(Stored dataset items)
((
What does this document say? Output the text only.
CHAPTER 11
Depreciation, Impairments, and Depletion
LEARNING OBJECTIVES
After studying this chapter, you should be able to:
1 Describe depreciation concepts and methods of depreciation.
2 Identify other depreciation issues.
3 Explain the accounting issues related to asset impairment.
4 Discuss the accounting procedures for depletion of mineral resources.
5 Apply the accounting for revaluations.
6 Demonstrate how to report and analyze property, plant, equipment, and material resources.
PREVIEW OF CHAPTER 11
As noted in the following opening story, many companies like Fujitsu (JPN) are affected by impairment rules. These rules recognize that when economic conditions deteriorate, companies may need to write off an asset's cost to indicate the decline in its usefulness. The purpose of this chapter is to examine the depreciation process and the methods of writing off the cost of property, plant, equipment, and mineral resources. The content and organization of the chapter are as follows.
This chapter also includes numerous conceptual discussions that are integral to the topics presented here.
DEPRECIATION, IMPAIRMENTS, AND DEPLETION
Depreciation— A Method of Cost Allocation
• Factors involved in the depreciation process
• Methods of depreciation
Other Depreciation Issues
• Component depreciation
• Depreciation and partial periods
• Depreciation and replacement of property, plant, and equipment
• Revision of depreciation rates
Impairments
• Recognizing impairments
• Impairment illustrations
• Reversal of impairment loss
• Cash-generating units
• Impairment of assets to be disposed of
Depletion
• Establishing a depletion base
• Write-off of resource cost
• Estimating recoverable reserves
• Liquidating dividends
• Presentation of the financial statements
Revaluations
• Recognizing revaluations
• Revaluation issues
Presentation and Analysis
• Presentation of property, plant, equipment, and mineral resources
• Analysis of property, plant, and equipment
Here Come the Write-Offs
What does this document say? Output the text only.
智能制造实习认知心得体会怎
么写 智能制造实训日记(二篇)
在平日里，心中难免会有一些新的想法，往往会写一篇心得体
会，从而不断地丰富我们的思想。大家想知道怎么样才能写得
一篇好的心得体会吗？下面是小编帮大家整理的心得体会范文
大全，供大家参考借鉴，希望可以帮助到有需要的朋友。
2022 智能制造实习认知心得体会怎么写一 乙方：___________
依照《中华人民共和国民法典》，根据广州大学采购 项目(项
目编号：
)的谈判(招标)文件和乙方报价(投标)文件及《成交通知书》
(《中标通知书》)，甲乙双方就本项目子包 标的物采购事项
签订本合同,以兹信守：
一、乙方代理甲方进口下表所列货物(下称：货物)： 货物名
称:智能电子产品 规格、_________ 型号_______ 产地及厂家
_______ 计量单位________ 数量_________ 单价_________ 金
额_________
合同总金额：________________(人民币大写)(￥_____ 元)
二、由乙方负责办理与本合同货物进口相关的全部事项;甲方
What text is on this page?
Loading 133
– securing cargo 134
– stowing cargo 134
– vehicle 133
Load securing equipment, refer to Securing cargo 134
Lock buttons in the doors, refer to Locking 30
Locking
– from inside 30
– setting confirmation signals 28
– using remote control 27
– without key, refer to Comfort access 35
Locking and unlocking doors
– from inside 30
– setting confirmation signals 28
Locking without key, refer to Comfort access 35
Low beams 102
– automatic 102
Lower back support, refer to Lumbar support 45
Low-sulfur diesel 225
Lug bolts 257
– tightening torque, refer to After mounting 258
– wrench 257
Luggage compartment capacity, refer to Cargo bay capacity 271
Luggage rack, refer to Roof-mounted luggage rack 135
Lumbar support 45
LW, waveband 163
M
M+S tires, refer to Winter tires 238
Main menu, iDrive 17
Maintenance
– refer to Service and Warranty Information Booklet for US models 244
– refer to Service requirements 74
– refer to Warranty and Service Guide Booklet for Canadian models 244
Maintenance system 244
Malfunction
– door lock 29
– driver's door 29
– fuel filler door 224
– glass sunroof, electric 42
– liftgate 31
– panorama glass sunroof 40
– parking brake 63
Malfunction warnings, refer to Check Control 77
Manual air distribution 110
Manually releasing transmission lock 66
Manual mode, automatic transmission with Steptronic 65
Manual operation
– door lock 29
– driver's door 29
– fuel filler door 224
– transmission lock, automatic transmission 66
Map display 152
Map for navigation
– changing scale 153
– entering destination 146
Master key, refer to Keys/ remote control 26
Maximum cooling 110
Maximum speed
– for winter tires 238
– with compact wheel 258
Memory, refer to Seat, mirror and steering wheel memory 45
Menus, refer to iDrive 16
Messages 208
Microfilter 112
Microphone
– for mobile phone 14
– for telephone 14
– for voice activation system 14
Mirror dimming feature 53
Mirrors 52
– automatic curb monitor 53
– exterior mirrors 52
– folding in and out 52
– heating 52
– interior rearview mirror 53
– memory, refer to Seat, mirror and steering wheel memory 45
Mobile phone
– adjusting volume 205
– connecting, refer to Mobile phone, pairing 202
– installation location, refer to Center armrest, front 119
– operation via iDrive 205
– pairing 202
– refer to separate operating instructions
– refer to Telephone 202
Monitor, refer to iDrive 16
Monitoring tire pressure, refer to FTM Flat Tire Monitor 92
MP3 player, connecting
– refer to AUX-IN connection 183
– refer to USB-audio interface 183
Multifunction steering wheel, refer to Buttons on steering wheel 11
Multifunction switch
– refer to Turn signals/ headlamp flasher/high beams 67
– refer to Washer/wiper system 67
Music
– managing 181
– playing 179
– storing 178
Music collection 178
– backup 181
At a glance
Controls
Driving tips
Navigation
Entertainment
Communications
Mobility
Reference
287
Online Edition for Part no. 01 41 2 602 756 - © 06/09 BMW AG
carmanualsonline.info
))
GOAL: Exactly reproduce the material above.

EXPECTED ANSWER:
What does this document say? Output the text only.
CHAPTER 11
Depreciation, Impairments, and Depletion
LEARNING OBJECTIVES
After studying this chapter, you should be able to:
1 Describe depreciation concepts and methods of depreciation.
2 Identify other depreciation issues.
3 Explain the accounting issues related to asset impairment.
4 Discuss the accounting procedures for depletion of mineral resources.
5 Apply the accounting for revaluations.
6 Demonstrate how to report and analyze property, plant, equipment, and material resources.
PREVIEW OF CHAPTER 11
As noted in the following opening story, many companies like Fujitsu (JPN) are affected by impairment rules. These rules recognize that when economic conditions deteriorate, companies may need to write off an asset's cost to indicate the decline in its usefulness. The purpose of this chapter is to examine the depreciation process and the methods of writing off the cost of property, plant, equipment, and mineral resources. The content and organization of the chapter are as follows.
This chapter also includes numerous conceptual discussions that are integral to the topics presented here.
DEPRECIATION, IMPAIRMENTS, AND DEPLETION
Depreciation— A Method of Cost Allocation
• Factors involved in the depreciation process
• Methods of depreciation
Other Depreciation Issues
• Component depreciation
• Depreciation and partial periods
• Depreciation and replacement of property, plant, and equipment
• Revision of depreciation rates
Impairments
• Recognizing impairments
• Impairment illustrations
• Reversal of impairment loss
• Cash-generating units
• Impairment of assets to be disposed of
Depletion
• Establishing a depletion base
• Write-off of resource cost
• Estimating recoverable reserves
• Liquidating dividends
• Presentation of the financial statements
Revaluations
• Recognizing revaluations
• Revaluation issues
Presentation and Analysis
• Presentation of property, plant, equipment, and mineral resources
• Analysis of property, plant, and equipment
Here Come the Write-Offs
What does this document say? Output the text only.
智能制造实习认知心得体会怎
么写 智能制造实训日记(二篇)
在平日里，心中难免会有一些新的想法，往往会写一篇心得体
会，从而不断地丰富我们的思想。大家想知道怎么样才能写得
一篇好的心得体会吗？下面是小编帮大家整理的心得体会范文
大全，供大家参考借鉴，希望可以帮助到有需要的朋友。
2022 智能制造实习认知心得体会怎么写一 乙方：___________
依照《中华人民共和国民法典》，根据广州大学采购 项目(项
目编号：
)的谈判(招标)文件和乙方报价(投标)文件及《成交通知书》
(《中标通知书》)，甲乙双方就本项目子包 标的物采购事项
签订本合同,以兹信守：
一、乙方代理甲方进口下表所列货物(下称：货物)： 货物名
称:智能电子产品 规格、_________ 型号_______ 产地及厂家
_______ 计量单位________ 数量_________ 单价_________ 金
额_________
合同总金额：________________(人民币大写)(￥_____ 元)
二、由乙方负责办理与本合同货物进口相关的全部事项;甲方
What text is on this page?
Loading 133
– securing cargo 134
– stowing cargo 134
– vehicle 133
Load securing equipment, refer to Securing cargo 134
Lock buttons in the doors, refer to Locking 30
Locking
– from inside 30
– setting confirmation signals 28
– using remote control 27
– without key, refer to Comfort access 35
Locking and unlocking doors
– from inside 30
– setting confirmation signals 28
Locking without key, refer to Comfort access 35
Low beams 102
– automatic 102
Lower back support, refer to Lumbar support 45
Low-sulfur diesel 225
Lug bolts 257
– tightening torque, refer to After mounting 258
– wrench 257
Luggage compartment capacity, refer to Cargo bay capacity 271
Luggage rack, refer to Roof-mounted luggage rack 135
Lumbar support 45
LW, waveband 163
M
M+S tires, refer to Winter tires 238
Main menu, iDrive 17
Maintenance
– refer to Service and Warranty Information Booklet for US models 244
– refer to Service requirements 74
– refer to Warranty and Service Guide Booklet for Canadian models 244
Maintenance system 244
Malfunction
– door lock 29
– driver's door 29
– fuel filler door 224
– glass sunroof, electric 42
– liftgate 31
– panorama glass sunroof 40
– parking brake 63
Malfunction warnings, refer to Check Control 77
Manual air distribution 110
Manually releasing transmission lock 66
Manual mode, automatic transmission with Steptronic 65
Manual operation
– door lock 29
– driver's door 29
– fuel filler door 224
– transmission lock, automatic transmission 66
Map display 152
Map for navigation
– changing scale 153
– entering destination 146
Master key, refer to Keys/ remote control 26
Maximum cooling 110
Maximum speed
– for winter tires 238
– with compact wheel 258
Memory, refer to Seat, mirror and steering wheel memory 45
Menus, refer to iDrive 16
Messages 208
Microfilter 112
Microphone
– for mobile phone 14
– for telephone 14
– for voice activation system 14
Mirror dimming feature 53
Mirrors 52
– automatic curb monitor 53
– exterior mirrors 52
– folding in and out 52
– heating 52
– interior rearview mirror 53
– memory, refer to Seat, mirror and steering wheel memory 45
Mobile phone
– adjusting volume 205
– connecting, refer to Mobile phone, pairing 202
– installation location, refer to Center armrest, front 119
– operation via iDrive 205
– pairing 202
– refer to separate operating instructions
– refer to Telephone 202
Monitor, refer to iDrive 16
Monitoring tire pressure, refer to FTM Flat Tire Monitor 92
MP3 player, connecting
– refer to AUX-IN connection 183
– refer to USB-audio interface 183
Multifunction steering wheel, refer to Buttons on steering wheel 11
Multifunction switch
– refer to Turn signals/ headlamp flasher/high beams 67
– refer to Washer/wiper system 67
Music
– managing 181
– playing 179
– storing 178
Music collection 178
– backup 181
At a glance
Controls
Driving tips
Navigation
Entertainment
Communications
Mobility
Reference
287
Online Edition for Part no. 01 41 2 602 756 - © 06/09 BMW AG
carmanualsonline.info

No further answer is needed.